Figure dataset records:
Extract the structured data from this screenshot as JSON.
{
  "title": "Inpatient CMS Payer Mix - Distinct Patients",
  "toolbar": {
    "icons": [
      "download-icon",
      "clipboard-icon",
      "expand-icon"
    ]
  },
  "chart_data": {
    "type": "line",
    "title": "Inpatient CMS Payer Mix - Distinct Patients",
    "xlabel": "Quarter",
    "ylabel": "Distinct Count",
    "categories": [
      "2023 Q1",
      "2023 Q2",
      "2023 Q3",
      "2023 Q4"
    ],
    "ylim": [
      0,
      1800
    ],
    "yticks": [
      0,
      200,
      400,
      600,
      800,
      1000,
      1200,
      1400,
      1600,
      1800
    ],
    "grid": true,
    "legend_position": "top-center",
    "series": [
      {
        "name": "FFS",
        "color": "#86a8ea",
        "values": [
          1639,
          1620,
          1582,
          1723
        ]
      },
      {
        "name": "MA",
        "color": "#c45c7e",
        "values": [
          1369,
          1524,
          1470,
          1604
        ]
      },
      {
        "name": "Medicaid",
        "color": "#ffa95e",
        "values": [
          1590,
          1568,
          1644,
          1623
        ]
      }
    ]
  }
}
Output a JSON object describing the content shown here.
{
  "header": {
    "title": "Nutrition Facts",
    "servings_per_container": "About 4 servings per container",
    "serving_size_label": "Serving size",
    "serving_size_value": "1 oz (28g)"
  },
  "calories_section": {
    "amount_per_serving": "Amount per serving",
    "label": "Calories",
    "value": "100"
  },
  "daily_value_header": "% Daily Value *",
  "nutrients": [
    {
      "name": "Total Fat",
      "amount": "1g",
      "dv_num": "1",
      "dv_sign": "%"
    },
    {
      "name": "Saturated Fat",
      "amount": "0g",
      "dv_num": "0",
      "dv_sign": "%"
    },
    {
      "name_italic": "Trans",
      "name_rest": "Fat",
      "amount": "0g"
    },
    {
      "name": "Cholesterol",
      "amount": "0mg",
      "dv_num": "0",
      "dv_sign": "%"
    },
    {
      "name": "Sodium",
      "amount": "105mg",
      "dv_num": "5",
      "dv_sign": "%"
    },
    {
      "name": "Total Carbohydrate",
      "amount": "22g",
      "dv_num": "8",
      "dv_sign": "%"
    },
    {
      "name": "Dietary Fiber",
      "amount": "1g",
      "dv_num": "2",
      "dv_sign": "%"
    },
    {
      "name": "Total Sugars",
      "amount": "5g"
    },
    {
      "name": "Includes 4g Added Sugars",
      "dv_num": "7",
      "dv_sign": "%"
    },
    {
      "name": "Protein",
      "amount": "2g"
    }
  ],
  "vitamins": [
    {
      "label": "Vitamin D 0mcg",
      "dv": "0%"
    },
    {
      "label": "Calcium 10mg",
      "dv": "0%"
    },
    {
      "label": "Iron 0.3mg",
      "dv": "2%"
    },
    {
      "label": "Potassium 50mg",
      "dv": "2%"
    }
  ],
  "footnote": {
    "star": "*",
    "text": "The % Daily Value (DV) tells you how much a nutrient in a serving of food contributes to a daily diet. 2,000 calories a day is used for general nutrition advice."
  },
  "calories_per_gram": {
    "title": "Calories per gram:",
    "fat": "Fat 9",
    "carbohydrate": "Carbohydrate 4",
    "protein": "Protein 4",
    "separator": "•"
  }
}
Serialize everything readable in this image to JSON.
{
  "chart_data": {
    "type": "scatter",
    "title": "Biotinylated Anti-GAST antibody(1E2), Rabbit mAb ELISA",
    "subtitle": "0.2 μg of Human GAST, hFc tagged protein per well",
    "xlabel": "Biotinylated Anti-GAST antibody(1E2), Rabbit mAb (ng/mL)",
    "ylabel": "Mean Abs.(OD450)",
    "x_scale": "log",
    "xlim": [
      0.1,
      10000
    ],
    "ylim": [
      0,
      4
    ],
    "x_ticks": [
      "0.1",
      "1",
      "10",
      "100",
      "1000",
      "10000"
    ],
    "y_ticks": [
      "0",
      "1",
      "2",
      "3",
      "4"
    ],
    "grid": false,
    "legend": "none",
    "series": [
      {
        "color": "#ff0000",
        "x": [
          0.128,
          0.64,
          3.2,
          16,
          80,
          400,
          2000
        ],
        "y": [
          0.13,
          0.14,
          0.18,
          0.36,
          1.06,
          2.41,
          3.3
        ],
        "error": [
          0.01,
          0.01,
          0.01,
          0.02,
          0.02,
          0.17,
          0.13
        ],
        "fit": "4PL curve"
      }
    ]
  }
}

#### [Task details]
All records must be repeated exactly, with none skipped.

#### [Completed exercise]
Extract the structured data from this screenshot as JSON.
{
  "title": "Inpatient CMS Payer Mix - Distinct Patients",
  "toolbar": {
    "icons": [
      "download-icon",
      "clipboard-icon",
      "expand-icon"
    ]
  },
  "chart_data": {
    "type": "line",
    "title": "Inpatient CMS Payer Mix - Distinct Patients",
    "xlabel": "Quarter",
    "ylabel": "Distinct Count",
    "categories": [
      "2023 Q1",
      "2023 Q2",
      "2023 Q3",
      "2023 Q4"
    ],
    "ylim": [
      0,
      1800
    ],
    "yticks": [
      0,
      200,
      400,
      600,
      800,
      1000,
      1200,
      1400,
      1600,
      1800
    ],
    "grid": true,
    "legend_position": "top-center",
    "series": [
      {
        "name": "FFS",
        "color": "#86a8ea",
        "values": [
          1639,
          1620,
          1582,
          1723
        ]
      },
      {
        "name": "MA",
        "color": "#c45c7e",
        "values": [
          1369,
          1524,
          1470,
          1604
        ]
      },
      {
        "name": "Medicaid",
        "color": "#ffa95e",
        "values": [
          1590,
          1568,
          1644,
          1623
        ]
      }
    ]
  }
}
Output a JSON object describing the content shown here.
{
  "header": {
    "title": "Nutrition Facts",
    "servings_per_container": "About 4 servings per container",
    "serving_size_label": "Serving size",
    "serving_size_value": "1 oz (28g)"
  },
  "calories_section": {
    "amount_per_serving": "Amount per serving",
    "label": "Calories",
    "value": "100"
  },
  "daily_value_header": "% Daily Value *",
  "nutrients": [
    {
      "name": "Total Fat",
      "amount": "1g",
      "dv_num": "1",
      "dv_sign": "%"
    },
    {
      "name": "Saturated Fat",
      "amount": "0g",
      "dv_num": "0",
      "dv_sign": "%"
    },
    {
      "name_italic": "Trans",
      "name_rest": "Fat",
      "amount": "0g"
    },
    {
      "name": "Cholesterol",
      "amount": "0mg",
      "dv_num": "0",
      "dv_sign": "%"
    },
    {
      "name": "Sodium",
      "amount": "105mg",
      "dv_num": "5",
      "dv_sign": "%"
    },
    {
      "name": "Total Carbohydrate",
      "amount": "22g",
      "dv_num": "8",
      "dv_sign": "%"
    },
    {
      "name": "Dietary Fiber",
      "amount": "1g",
      "dv_num": "2",
      "dv_sign": "%"
    },
    {
      "name": "Total Sugars",
      "amount": "5g"
    },
    {
      "name": "Includes 4g Added Sugars",
      "dv_num": "7",
      "dv_sign": "%"
    },
    {
      "name": "Protein",
      "amount": "2g"
    }
  ],
  "vitamins": [
    {
      "label": "Vitamin D 0mcg",
      "dv": "0%"
    },
    {
      "label": "Calcium 10mg",
      "dv": "0%"
    },
    {
      "label": "Iron 0.3mg",
      "dv": "2%"
    },
    {
      "label": "Potassium 50mg",
      "dv": "2%"
    }
  ],
  "footnote": {
    "star": "*",
    "text": "The % Daily Value (DV) tells you how much a nutrient in a serving of food contributes to a daily diet. 2,000 calories a day is used for general nutrition advice."
  },
  "calories_per_gram": {
    "title": "Calories per gram:",
    "fat": "Fat 9",
    "carbohydrate": "Carbohydrate 4",
    "protein": "Protein 4",
    "separator": "•"
  }
}
Serialize everything readable in this image to JSON.
{
  "chart_data": {
    "type": "scatter",
    "title": "Biotinylated Anti-GAST antibody(1E2), Rabbit mAb ELISA",
    "subtitle": "0.2 μg of Human GAST, hFc tagged protein per well",
    "xlabel": "Biotinylated Anti-GAST antibody(1E2), Rabbit mAb (ng/mL)",
    "ylabel": "Mean Abs.(OD450)",
    "x_scale": "log",
    "xlim": [
      0.1,
      10000
    ],
    "ylim": [
      0,
      4
    ],
    "x_ticks": [
      "0.1",
      "1",
      "10",
      "100",
      "1000",
      "10000"
    ],
    "y_ticks": [
      "0",
      "1",
      "2",
      "3",
      "4"
    ],
    "grid": false,
    "legend": "none",
    "series": [
      {
        "color": "#ff0000",
        "x": [
          0.128,
          0.64,
          3.2,
          16,
          80,
          400,
          2000
        ],
        "y": [
          0.13,
          0.14,
          0.18,
          0.36,
          1.06,
          2.41,
          3.3
        ],
        "error": [
          0.01,
          0.01,
          0.01,
          0.02,
          0.02,
          0.17,
          0.13
        ],
        "fit": "4PL curve"
      }
    ]
  }
}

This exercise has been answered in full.